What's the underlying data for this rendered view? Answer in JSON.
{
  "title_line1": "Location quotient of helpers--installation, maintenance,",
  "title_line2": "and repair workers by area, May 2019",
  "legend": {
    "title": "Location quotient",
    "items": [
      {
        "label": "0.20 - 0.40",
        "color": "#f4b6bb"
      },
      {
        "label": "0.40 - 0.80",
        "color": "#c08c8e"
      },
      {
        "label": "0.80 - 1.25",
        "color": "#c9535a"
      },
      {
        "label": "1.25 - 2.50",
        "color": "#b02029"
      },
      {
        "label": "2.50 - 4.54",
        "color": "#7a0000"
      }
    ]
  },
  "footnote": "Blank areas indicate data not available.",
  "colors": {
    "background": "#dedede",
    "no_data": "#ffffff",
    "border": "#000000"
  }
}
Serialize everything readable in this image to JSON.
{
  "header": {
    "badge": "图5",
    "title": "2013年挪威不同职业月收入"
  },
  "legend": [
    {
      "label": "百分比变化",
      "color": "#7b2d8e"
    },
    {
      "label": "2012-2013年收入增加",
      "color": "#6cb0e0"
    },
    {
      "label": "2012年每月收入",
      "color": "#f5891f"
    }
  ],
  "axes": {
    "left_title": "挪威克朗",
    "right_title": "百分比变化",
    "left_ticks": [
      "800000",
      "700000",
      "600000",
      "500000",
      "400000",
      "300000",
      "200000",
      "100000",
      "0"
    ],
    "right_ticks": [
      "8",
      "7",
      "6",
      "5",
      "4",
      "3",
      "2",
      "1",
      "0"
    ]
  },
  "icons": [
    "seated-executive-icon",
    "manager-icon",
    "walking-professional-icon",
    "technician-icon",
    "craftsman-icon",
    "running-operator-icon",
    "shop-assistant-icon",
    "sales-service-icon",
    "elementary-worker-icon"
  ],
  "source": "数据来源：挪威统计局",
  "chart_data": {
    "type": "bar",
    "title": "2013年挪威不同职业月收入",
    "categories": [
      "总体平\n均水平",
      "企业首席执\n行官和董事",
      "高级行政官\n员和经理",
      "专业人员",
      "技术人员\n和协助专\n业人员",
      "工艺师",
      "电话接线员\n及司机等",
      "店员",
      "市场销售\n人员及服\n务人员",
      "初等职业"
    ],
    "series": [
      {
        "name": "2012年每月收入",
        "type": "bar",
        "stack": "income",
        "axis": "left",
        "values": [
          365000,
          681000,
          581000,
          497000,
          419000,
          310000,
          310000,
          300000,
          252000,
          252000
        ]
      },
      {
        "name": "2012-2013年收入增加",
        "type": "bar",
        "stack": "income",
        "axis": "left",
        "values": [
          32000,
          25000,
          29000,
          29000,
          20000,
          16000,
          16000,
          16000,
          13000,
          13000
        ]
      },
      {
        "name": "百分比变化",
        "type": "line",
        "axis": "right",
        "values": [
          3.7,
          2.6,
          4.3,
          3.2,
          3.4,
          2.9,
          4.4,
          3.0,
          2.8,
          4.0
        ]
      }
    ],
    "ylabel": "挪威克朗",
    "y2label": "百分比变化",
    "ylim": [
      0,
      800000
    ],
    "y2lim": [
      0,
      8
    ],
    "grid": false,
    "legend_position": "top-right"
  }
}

--- Problem requirements ---
Extract the listing in its entirety, matching it exactly.

--- Solution for this task ---
What's the underlying data for this rendered view? Answer in JSON.
{
  "title_line1": "Location quotient of helpers--installation, maintenance,",
  "title_line2": "and repair workers by area, May 2019",
  "legend": {
    "title": "Location quotient",
    "items": [
      {
        "label": "0.20 - 0.40",
        "color": "#f4b6bb"
      },
      {
        "label": "0.40 - 0.80",
        "color": "#c08c8e"
      },
      {
        "label": "0.80 - 1.25",
        "color": "#c9535a"
      },
      {
        "label": "1.25 - 2.50",
        "color": "#b02029"
      },
      {
        "label": "2.50 - 4.54",
        "color": "#7a0000"
      }
    ]
  },
  "footnote": "Blank areas indicate data not available.",
  "colors": {
    "background": "#dedede",
    "no_data": "#ffffff",
    "border": "#000000"
  }
}
Serialize everything readable in this image to JSON.
{
  "header": {
    "badge": "图5",
    "title": "2013年挪威不同职业月收入"
  },
  "legend": [
    {
      "label": "百分比变化",
      "color": "#7b2d8e"
    },
    {
      "label": "2012-2013年收入增加",
      "color": "#6cb0e0"
    },
    {
      "label": "2012年每月收入",
      "color": "#f5891f"
    }
  ],
  "axes": {
    "left_title": "挪威克朗",
    "right_title": "百分比变化",
    "left_ticks": [
      "800000",
      "700000",
      "600000",
      "500000",
      "400000",
      "300000",
      "200000",
      "100000",
      "0"
    ],
    "right_ticks": [
      "8",
      "7",
      "6",
      "5",
      "4",
      "3",
      "2",
      "1",
      "0"
    ]
  },
  "icons": [
    "seated-executive-icon",
    "manager-icon",
    "walking-professional-icon",
    "technician-icon",
    "craftsman-icon",
    "running-operator-icon",
    "shop-assistant-icon",
    "sales-service-icon",
    "elementary-worker-icon"
  ],
  "source": "数据来源：挪威统计局",
  "chart_data": {
    "type": "bar",
    "title": "2013年挪威不同职业月收入",
    "categories": [
      "总体平\n均水平",
      "企业首席执\n行官和董事",
      "高级行政官\n员和经理",
      "专业人员",
      "技术人员\n和协助专\n业人员",
      "工艺师",
      "电话接线员\n及司机等",
      "店员",
      "市场销售\n人员及服\n务人员",
      "初等职业"
    ],
    "series": [
      {
        "name": "2012年每月收入",
        "type": "bar",
        "stack": "income",
        "axis": "left",
        "values": [
          365000,
          681000,
          581000,
          497000,
          419000,
          310000,
          310000,
          300000,
          252000,
          252000
        ]
      },
      {
        "name": "2012-2013年收入增加",
        "type": "bar",
        "stack": "income",
        "axis": "left",
        "values": [
          32000,
          25000,
          29000,
          29000,
          20000,
          16000,
          16000,
          16000,
          13000,
          13000
        ]
      },
      {
        "name": "百分比变化",
        "type": "line",
        "axis": "right",
        "values": [
          3.7,
          2.6,
          4.3,
          3.2,
          3.4,
          2.9,
          4.4,
          3.0,
          2.8,
          4.0
        ]
      }
    ],
    "ylabel": "挪威克朗",
    "y2label": "百分比变化",
    "ylim": [
      0,
      800000
    ],
    "y2lim": [
      0,
      8
    ],
    "grid": false,
    "legend_position": "top-right"
  }
}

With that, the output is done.